─── Records to process
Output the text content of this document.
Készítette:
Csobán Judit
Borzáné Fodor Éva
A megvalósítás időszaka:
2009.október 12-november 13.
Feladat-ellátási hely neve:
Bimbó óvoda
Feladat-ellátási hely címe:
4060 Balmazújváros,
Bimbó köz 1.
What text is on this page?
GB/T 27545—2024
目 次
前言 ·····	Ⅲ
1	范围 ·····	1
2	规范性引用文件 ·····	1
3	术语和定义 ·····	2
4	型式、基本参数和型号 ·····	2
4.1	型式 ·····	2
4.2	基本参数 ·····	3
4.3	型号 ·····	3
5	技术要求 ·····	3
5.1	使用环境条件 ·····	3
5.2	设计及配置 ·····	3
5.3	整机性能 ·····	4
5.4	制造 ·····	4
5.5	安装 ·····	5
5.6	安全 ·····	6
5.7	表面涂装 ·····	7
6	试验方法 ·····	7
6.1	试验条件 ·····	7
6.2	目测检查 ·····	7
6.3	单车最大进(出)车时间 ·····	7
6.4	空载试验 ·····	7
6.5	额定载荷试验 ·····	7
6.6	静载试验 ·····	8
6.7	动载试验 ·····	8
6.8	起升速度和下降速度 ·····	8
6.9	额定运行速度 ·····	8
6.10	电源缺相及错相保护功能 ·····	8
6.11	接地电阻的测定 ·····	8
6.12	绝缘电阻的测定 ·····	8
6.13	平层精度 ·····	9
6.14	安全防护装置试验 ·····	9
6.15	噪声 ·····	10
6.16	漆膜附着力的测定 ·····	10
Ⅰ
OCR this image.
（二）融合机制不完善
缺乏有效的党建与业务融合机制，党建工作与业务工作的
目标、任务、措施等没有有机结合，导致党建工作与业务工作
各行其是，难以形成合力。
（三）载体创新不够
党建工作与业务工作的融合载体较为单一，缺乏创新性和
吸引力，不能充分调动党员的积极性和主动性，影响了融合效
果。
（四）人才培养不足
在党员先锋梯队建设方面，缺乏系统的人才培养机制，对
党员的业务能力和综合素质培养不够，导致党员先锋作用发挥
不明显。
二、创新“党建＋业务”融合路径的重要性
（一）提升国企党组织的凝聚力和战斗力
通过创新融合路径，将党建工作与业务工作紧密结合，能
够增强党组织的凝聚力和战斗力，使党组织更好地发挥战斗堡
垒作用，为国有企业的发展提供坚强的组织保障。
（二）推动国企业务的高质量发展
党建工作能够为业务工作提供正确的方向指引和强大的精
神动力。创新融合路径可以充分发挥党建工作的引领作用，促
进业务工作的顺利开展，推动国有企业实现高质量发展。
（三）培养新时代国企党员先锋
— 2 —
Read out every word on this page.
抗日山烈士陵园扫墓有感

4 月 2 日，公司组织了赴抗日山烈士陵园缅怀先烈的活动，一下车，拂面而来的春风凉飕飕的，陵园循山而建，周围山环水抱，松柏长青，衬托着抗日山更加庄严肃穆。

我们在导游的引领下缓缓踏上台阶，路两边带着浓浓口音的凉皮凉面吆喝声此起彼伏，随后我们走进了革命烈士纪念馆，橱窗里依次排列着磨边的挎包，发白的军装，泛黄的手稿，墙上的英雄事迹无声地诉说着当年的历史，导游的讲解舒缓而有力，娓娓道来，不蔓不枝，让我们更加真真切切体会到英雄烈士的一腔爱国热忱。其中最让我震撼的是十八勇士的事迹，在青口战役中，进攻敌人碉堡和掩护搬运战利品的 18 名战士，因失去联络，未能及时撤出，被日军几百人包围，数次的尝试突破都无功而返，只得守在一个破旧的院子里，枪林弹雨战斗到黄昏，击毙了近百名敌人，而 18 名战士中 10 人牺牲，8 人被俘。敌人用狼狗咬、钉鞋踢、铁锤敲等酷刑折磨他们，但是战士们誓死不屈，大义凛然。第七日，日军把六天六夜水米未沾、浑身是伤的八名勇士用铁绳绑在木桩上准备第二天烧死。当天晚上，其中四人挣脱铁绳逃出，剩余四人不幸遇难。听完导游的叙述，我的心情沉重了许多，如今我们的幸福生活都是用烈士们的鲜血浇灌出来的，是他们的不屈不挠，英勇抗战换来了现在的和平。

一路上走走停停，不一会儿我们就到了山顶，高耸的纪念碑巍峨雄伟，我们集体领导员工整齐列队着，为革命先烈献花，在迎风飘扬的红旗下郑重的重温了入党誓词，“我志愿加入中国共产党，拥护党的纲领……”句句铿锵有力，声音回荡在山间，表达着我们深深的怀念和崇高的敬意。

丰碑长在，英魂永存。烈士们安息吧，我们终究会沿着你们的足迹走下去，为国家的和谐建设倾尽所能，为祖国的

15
──────
» **Your objective**: Copy exactly the lines from the one containing "Read out every word on this page." through the last line of the records, both included, and nothing else.

» **Worked answer**:
Read out every word on this page.
抗日山烈士陵园扫墓有感

4 月 2 日，公司组织了赴抗日山烈士陵园缅怀先烈的活动，一下车，拂面而来的春风凉飕飕的，陵园循山而建，周围山环水抱，松柏长青，衬托着抗日山更加庄严肃穆。

我们在导游的引领下缓缓踏上台阶，路两边带着浓浓口音的凉皮凉面吆喝声此起彼伏，随后我们走进了革命烈士纪念馆，橱窗里依次排列着磨边的挎包，发白的军装，泛黄的手稿，墙上的英雄事迹无声地诉说着当年的历史，导游的讲解舒缓而有力，娓娓道来，不蔓不枝，让我们更加真真切切体会到英雄烈士的一腔爱国热忱。其中最让我震撼的是十八勇士的事迹，在青口战役中，进攻敌人碉堡和掩护搬运战利品的 18 名战士，因失去联络，未能及时撤出，被日军几百人包围，数次的尝试突破都无功而返，只得守在一个破旧的院子里，枪林弹雨战斗到黄昏，击毙了近百名敌人，而 18 名战士中 10 人牺牲，8 人被俘。敌人用狼狗咬、钉鞋踢、铁锤敲等酷刑折磨他们，但是战士们誓死不屈，大义凛然。第七日，日军把六天六夜水米未沾、浑身是伤的八名勇士用铁绳绑在木桩上准备第二天烧死。当天晚上，其中四人挣脱铁绳逃出，剩余四人不幸遇难。听完导游的叙述，我的心情沉重了许多，如今我们的幸福生活都是用烈士们的鲜血浇灌出来的，是他们的不屈不挠，英勇抗战换来了现在的和平。

一路上走走停停，不一会儿我们就到了山顶，高耸的纪念碑巍峨雄伟，我们集体领导员工整齐列队着，为革命先烈献花，在迎风飘扬的红旗下郑重的重温了入党誓词，“我志愿加入中国共产党，拥护党的纲领……”句句铿锵有力，声音回荡在山间，表达着我们深深的怀念和崇高的敬意。

丰碑长在，英魂永存。烈士们安息吧，我们终究会沿着你们的足迹走下去，为国家的和谐建设倾尽所能，为祖国的

15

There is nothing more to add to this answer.